TEXT BLOCK —
## start

Of course, so far it's not suited to the following kind of coding:
(anyway, a raw pointer return type isn't exception-safe at all)

inline char * f()
{
    // Don't do this!
    // Upon returning the pointer will be invalidated.
    return array< char >( new char[ 16 ] );
}

Fortunately, C++ Templates: The Complete Guide by Nicolai Josuttis and Daveed Vandevoorde proposes mitigate the previous limitation with the introduction of a helper class.

I propose a slight variation in a way I think it's neater.
The required additions to the previous pointer and array structs are:

templatetypename T, deleter D = ::operator delete >
struct pointer
{
    ...

    struct relay
    {
        friend struct pointer;

        relay( pointer const & source )
throw()
            p( source.p )
        {
            const_cast< T * >( source.p ) = 0;
        }

        relay( relay const & source )
throw()
            p( source.p )
        {
            const_cast< T * >( source.p ) = 0;
        }

        ~relay()
throw()
        {
            D( p );
        }

    private:

        T *
const p;

        relay();
        relay & operator = ( relay const & );
    };

    explicit pointer( relay const & source )
throw() :  
        p( source.p )
    {
        const_cast< T * >( source.p ) = 0;
    }

    friend struct relay;


    ...

private:

    ...
};

template< typename T, deleter D = ::operator delete [] >
struct array : pointer< T, D >
{
    ...

    explicit array( relay const & source ) throw()
        pointer( source )
    {
    }
};
 
The trade-off shall be clear: with the added overhead, it's now possible to use the smart pointer across function calls while being exception safe:

inline array< char >::relay f( std::size_t const n )
{
    array< char > a( new char[ n ] );
    std::memset( a, '\0', n );  
    return a;


void f()
{

    array< char > a( f( 22 ) );

    ...
}



If the deleter requires more parameters than a single void *, then we have a new trade-off between such a required functionality and the overhead of space and performance. A stateful function object is required. The new implementation (with another name or in another namespace) could be:

template< typename T, typename D >
struct pointer
{
    explicit pointer( T * const p, D const & d ) throw() : 
        p( p ), d( d )
    {
    }

    ~pointer() throw()
    {
        d( p );
    }

    operator T * () const throw()
    {
        return p;
    }

    T * operator -> () const throw()
    {
        return p;
    }

    struct relay
    {
        friend struct pointer;

        relay( pointer const & source ) throw() : 
            p( source.p ), d( source.d )
        {
            const_cast< T * >( source.p ) = 0;
        }

        relay( relay const & source ) throw() : 
            p( source.p ), d( source.d )
        {
            const_cast< T * >( source.p ) = 0;
        }

        ~relay() throw()
        {
            d( p );
        }

    private:

        T * const p;
        D d;

        relay();
        relay & operator = ( relay const & );
    };

    explicit pointer( relay const & source ) throw() :  
        p( source.p )

## end

DATA EXTRACT —
## start

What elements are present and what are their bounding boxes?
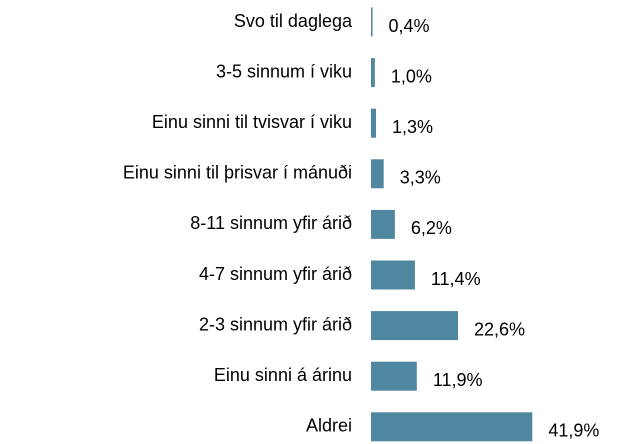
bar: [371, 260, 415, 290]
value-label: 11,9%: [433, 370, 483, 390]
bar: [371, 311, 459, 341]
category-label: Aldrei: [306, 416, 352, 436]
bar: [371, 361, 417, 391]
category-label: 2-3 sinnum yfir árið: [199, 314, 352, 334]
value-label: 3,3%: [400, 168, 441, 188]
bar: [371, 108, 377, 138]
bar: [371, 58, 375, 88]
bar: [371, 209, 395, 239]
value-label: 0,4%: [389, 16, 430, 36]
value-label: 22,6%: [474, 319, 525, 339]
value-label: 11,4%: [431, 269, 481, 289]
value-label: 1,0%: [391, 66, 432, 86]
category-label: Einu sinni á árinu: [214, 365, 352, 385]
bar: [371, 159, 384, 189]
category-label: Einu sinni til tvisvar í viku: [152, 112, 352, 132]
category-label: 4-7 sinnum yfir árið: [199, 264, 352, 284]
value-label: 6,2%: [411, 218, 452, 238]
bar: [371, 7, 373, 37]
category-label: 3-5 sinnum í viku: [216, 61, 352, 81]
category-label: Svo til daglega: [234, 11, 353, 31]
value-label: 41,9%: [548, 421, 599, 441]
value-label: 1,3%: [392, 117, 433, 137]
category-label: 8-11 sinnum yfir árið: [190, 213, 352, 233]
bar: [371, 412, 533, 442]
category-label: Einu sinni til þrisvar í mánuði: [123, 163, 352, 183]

## end
## start

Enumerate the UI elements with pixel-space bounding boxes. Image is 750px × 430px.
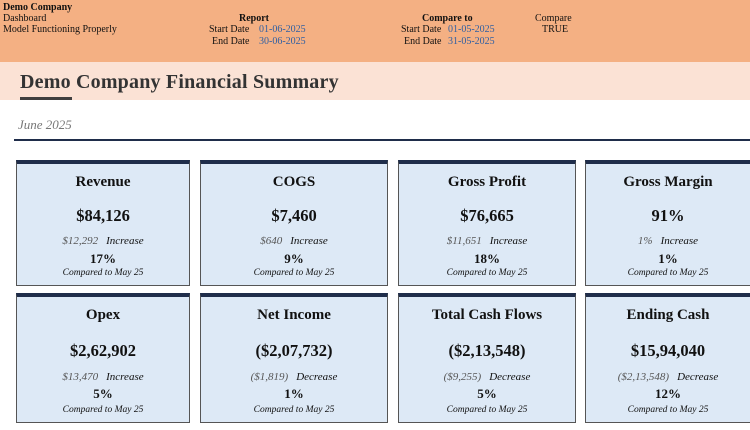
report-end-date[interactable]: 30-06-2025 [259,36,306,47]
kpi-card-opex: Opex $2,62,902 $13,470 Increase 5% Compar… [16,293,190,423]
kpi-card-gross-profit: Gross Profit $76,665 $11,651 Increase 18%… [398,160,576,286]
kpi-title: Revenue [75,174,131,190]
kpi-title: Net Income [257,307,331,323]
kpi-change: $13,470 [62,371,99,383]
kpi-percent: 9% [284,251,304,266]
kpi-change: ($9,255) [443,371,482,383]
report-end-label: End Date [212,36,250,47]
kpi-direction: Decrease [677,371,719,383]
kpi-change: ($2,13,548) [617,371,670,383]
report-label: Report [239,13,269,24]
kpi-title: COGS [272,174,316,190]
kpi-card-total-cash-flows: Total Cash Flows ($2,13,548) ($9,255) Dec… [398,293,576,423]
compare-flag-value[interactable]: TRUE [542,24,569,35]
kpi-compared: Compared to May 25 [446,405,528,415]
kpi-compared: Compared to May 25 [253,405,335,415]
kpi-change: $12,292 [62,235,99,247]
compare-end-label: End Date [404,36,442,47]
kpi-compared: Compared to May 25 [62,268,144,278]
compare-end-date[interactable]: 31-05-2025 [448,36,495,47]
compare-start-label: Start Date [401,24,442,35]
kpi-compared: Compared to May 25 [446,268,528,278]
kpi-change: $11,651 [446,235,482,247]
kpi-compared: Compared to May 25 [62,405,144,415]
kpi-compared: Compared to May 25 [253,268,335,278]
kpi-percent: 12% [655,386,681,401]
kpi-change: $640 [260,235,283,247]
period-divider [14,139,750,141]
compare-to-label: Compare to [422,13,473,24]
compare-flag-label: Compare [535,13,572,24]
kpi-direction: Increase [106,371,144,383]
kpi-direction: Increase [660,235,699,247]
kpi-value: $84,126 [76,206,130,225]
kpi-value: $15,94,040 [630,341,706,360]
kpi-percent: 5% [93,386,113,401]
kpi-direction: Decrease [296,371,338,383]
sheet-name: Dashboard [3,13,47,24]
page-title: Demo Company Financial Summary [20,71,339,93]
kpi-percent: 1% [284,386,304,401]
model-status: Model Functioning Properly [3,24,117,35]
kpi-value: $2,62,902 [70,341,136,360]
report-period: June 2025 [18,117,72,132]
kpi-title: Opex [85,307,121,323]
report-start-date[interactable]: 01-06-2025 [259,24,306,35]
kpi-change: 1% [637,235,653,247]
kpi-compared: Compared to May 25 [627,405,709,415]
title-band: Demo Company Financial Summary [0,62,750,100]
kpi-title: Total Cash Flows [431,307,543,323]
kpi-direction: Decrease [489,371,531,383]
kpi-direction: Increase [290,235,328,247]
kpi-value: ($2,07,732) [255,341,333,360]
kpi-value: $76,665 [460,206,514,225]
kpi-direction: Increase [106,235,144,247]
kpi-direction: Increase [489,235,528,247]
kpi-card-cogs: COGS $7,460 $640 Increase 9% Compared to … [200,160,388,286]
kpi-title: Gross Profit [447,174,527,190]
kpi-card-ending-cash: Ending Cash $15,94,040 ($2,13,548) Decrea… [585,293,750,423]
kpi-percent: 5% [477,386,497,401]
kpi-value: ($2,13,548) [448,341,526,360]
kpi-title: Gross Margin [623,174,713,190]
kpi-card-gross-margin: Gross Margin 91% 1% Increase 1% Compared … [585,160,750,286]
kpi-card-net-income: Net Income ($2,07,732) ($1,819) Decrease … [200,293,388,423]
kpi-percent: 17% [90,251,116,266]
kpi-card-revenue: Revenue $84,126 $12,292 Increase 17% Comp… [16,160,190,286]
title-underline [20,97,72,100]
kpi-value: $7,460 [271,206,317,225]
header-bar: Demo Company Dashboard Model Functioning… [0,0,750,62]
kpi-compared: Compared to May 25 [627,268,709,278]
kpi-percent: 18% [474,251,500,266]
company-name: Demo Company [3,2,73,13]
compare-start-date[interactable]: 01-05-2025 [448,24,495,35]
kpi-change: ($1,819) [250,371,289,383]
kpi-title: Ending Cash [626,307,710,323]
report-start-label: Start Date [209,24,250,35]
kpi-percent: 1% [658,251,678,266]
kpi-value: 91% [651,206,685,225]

## end

CHALLENGE — Summarize the C++ smart pointer text in two sentences. The rows have nothing to do with the text.

EXERCISE RESULT — The smart pointer is not yet suited to returning a raw pointer from a function, because that pointer is invalidated on return, so the text offers a slight variation on a helper class proposed in C++ Templates: The Complete Guide, adding a nested relay struct and constructors that accept a relay to the pointer and array structs. With some added overhead, this lets the smart pointer be used across function calls while remaining exception safe, and for deleters that need more than a single void *, the text sketches a new implementation that uses a stateful function object.